Set exercise: Extract all lines that hold "text" from the records below.

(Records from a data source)
'''

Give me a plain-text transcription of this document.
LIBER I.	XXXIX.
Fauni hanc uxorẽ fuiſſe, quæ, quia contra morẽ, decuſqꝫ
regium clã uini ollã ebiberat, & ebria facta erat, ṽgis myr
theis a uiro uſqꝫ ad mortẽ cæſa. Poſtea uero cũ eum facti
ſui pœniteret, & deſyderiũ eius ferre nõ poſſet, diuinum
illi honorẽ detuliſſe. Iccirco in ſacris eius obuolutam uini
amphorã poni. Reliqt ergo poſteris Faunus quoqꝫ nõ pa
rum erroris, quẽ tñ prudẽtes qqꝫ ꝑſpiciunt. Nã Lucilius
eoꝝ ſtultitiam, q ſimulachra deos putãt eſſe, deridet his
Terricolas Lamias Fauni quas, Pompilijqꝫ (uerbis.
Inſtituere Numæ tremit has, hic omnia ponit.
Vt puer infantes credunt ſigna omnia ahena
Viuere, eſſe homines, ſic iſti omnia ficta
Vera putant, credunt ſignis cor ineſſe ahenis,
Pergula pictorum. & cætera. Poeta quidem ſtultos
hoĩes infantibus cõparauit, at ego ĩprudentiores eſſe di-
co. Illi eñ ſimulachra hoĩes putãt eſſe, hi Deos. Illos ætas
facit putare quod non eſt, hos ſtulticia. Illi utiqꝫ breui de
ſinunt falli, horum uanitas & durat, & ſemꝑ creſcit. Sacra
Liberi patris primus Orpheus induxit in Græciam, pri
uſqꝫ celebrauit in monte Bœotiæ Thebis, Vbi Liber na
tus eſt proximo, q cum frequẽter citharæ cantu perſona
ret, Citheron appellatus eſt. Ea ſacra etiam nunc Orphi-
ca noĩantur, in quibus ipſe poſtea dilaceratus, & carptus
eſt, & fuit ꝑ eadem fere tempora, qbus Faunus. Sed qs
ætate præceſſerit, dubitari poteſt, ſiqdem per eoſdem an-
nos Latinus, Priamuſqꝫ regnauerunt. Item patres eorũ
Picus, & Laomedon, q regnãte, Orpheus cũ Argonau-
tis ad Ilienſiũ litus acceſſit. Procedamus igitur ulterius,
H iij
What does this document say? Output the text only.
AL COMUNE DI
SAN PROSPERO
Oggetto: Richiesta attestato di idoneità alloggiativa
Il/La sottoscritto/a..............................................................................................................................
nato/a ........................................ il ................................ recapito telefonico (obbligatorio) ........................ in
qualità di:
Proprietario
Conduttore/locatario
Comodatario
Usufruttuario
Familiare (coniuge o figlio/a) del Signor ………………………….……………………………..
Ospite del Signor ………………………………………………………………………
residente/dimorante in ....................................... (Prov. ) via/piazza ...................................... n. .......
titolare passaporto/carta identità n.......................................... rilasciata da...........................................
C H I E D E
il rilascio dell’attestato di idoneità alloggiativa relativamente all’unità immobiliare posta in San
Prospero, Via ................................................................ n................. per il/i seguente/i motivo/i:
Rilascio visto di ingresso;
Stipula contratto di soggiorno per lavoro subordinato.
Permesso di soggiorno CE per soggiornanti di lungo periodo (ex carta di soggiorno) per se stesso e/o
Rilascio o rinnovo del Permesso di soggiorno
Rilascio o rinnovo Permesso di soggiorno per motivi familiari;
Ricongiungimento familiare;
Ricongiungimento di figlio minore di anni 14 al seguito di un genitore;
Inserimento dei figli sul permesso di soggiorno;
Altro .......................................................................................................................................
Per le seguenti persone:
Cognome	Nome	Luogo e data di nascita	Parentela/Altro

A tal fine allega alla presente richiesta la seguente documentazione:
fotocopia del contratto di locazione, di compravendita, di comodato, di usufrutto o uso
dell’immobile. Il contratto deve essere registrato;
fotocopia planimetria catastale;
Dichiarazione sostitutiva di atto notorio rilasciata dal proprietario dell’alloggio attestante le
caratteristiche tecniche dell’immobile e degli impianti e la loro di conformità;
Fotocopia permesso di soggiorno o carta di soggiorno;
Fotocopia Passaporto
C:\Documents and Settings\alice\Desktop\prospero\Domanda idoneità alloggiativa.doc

'''

Answer to the problem:
Give me a plain-text transcription of this document.
What does this document say? Output the text only.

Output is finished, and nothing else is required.